:: Available records ::

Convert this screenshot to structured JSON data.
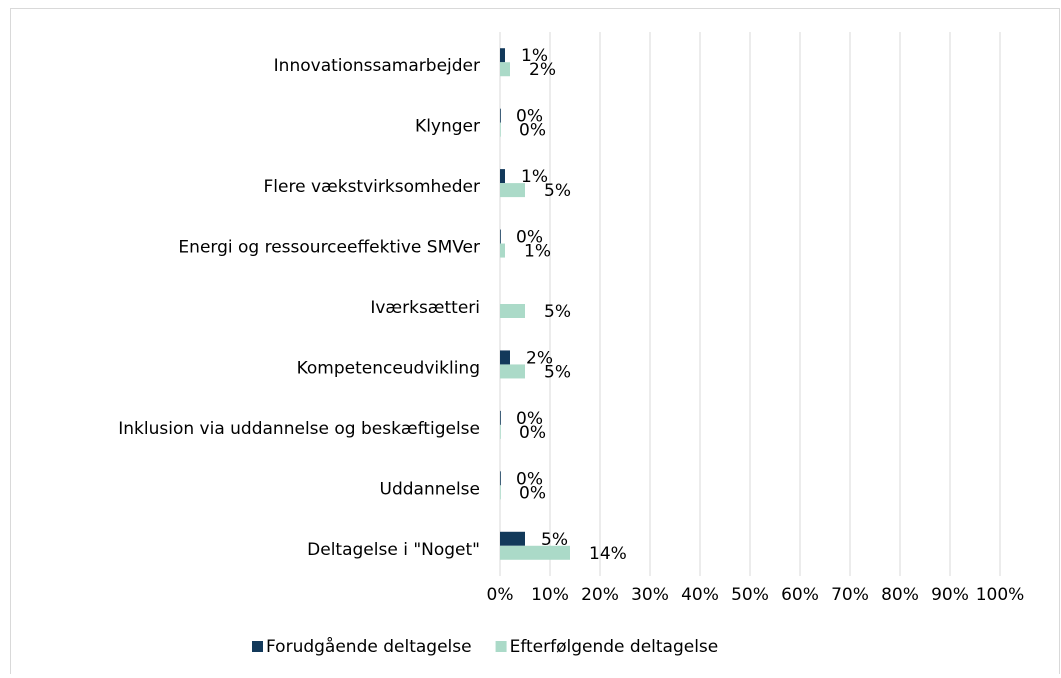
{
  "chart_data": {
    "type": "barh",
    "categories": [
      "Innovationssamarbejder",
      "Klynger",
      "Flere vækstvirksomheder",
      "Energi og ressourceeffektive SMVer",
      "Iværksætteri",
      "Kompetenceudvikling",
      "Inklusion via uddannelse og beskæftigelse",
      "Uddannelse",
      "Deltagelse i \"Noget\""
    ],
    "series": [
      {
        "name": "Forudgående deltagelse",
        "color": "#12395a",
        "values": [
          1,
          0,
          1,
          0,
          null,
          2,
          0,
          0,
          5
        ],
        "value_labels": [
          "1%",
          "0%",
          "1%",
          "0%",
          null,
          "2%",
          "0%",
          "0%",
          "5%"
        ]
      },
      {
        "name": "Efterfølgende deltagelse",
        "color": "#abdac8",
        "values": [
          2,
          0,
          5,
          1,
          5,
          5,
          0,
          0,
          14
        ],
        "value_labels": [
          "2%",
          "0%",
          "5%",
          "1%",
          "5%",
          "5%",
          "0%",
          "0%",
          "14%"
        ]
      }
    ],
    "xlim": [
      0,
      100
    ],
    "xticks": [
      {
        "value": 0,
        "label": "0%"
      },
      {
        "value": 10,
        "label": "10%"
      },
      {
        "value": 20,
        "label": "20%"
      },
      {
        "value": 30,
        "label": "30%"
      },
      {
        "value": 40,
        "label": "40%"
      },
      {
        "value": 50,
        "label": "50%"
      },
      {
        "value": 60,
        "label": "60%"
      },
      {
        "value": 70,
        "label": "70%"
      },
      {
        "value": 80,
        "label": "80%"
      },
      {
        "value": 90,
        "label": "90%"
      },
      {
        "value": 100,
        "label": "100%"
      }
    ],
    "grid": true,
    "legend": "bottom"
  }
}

:: What to produce ::
Repeat the lines above exactly, and keep every picture out.

:: Completed task ::
Convert this screenshot to structured JSON data.
{
  "chart_data": {
    "type": "barh",
    "categories": [
      "Innovationssamarbejder",
      "Klynger",
      "Flere vækstvirksomheder",
      "Energi og ressourceeffektive SMVer",
      "Iværksætteri",
      "Kompetenceudvikling",
      "Inklusion via uddannelse og beskæftigelse",
      "Uddannelse",
      "Deltagelse i \"Noget\""
    ],
    "series": [
      {
        "name": "Forudgående deltagelse",
        "color": "#12395a",
        "values": [
          1,
          0,
          1,
          0,
          null,
          2,
          0,
          0,
          5
        ],
        "value_labels": [
          "1%",
          "0%",
          "1%",
          "0%",
          null,
          "2%",
          "0%",
          "0%",
          "5%"
        ]
      },
      {
        "name": "Efterfølgende deltagelse",
        "color": "#abdac8",
        "values": [
          2,
          0,
          5,
          1,
          5,
          5,
          0,
          0,
          14
        ],
        "value_labels": [
          "2%",
          "0%",
          "5%",
          "1%",
          "5%",
          "5%",
          "0%",
          "0%",
          "14%"
        ]
      }
    ],
    "xlim": [
      0,
      100
    ],
    "xticks": [
      {
        "value": 0,
        "label": "0%"
      },
      {
        "value": 10,
        "label": "10%"
      },
      {
        "value": 20,
        "label": "20%"
      },
      {
        "value": 30,
        "label": "30%"
      },
      {
        "value": 40,
        "label": "40%"
      },
      {
        "value": 50,
        "label": "50%"
      },
      {
        "value": 60,
        "label": "60%"
      },
      {
        "value": 70,
        "label": "70%"
      },
      {
        "value": 80,
        "label": "80%"
      },
      {
        "value": 90,
        "label": "90%"
      },
      {
        "value": 100,
        "label": "100%"
      }
    ],
    "grid": true,
    "legend": "bottom"
  }
}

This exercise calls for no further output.